┌─ Data provided

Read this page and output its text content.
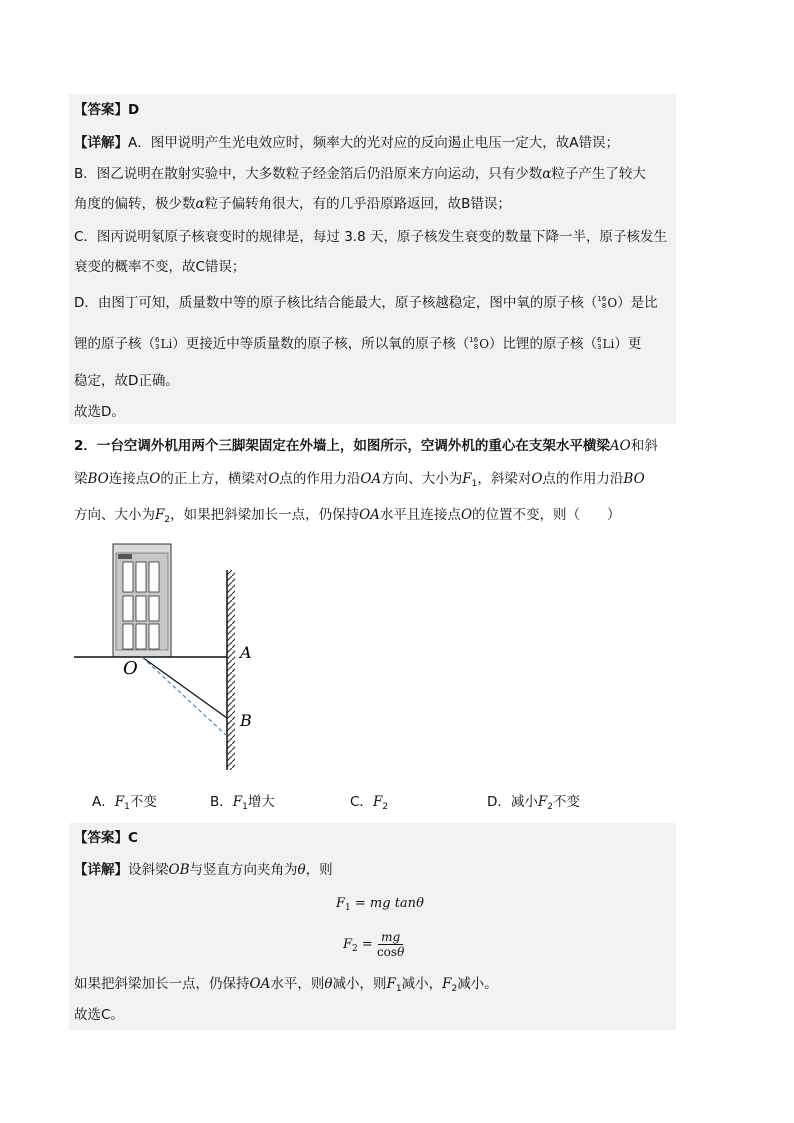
【答案】D
【详解】A．图甲说明产生光电效应时，频率大的光对应的反向遏止电压一定大，故A错误；
B．图乙说明在散射实验中，大多数粒子经金箔后仍沿原来方向运动，只有少数α粒子产生了较大
角度的偏转，极少数α粒子偏转角很大，有的几乎沿原路返回，故B错误；
C．图丙说明氡原子核衰变时的规律是，每过 3.8 天，原子核发生衰变的数量下降一半，原子核发生
衰变的概率不变，故C错误；
D．由图丁可知，质量数中等的原子核比结合能最大，原子核越稳定，图中氧的原子核（ 16
8 O）是比
锂的原子核（ 6
3 Li）更接近中等质量数的原子核，所以氧的原子核（ 16
8 O）比锂的原子核（ 6
3 Li）更
稳定，故D正确。
故选D。
2．一台空调外机用两个三脚架固定在外墙上，如图所示，空调外机的重心在支架水平横梁AO和斜
梁BO连接点O的正上方，横梁对O点的作用力沿OA方向、大小为$F_1$，斜梁对O点的作用力沿BO
方向、大小为$F_2$，如果把斜梁加长一点，仍保持OA水平且连接点O的位置不变，则（　　）
O
A
B
A．$F_1$不变	B．$F_1$增大	C．$F_2$	D．减小$F_2$不变
【答案】C
【详解】设斜梁OB与竖直方向夹角为θ，则
$F_1$ = mg tanθ
$F_2 = \frac{mg}{\cos\theta}$
如果把斜梁加长一点，仍保持OA水平，则θ减小，则$F_1$减小，$F_2$减小。
故选C。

└─

The problem:
Reproduce all the entries that precede this task, word for word, minus any pictures.

Output:
Read this page and output its text content.
【答案】D
【详解】A．图甲说明产生光电效应时，频率大的光对应的反向遏止电压一定大，故A错误；
B．图乙说明在散射实验中，大多数粒子经金箔后仍沿原来方向运动，只有少数α粒子产生了较大
角度的偏转，极少数α粒子偏转角很大，有的几乎沿原路返回，故B错误；
C．图丙说明氡原子核衰变时的规律是，每过 3.8 天，原子核发生衰变的数量下降一半，原子核发生
衰变的概率不变，故C错误；
D．由图丁可知，质量数中等的原子核比结合能最大，原子核越稳定，图中氧的原子核（ 16
8 O）是比
锂的原子核（ 6
3 Li）更接近中等质量数的原子核，所以氧的原子核（ 16
8 O）比锂的原子核（ 6
3 Li）更
稳定，故D正确。
故选D。
2．一台空调外机用两个三脚架固定在外墙上，如图所示，空调外机的重心在支架水平横梁AO和斜
梁BO连接点O的正上方，横梁对O点的作用力沿OA方向、大小为$F_1$，斜梁对O点的作用力沿BO
方向、大小为$F_2$，如果把斜梁加长一点，仍保持OA水平且连接点O的位置不变，则（　　）
O
A
B
A．$F_1$不变	B．$F_1$增大	C．$F_2$	D．减小$F_2$不变
【答案】C
【详解】设斜梁OB与竖直方向夹角为θ，则
$F_1$ = mg tanθ
$F_2 = \frac{mg}{\cos\theta}$
如果把斜梁加长一点，仍保持OA水平，则θ减小，则$F_1$减小，$F_2$减小。
故选C。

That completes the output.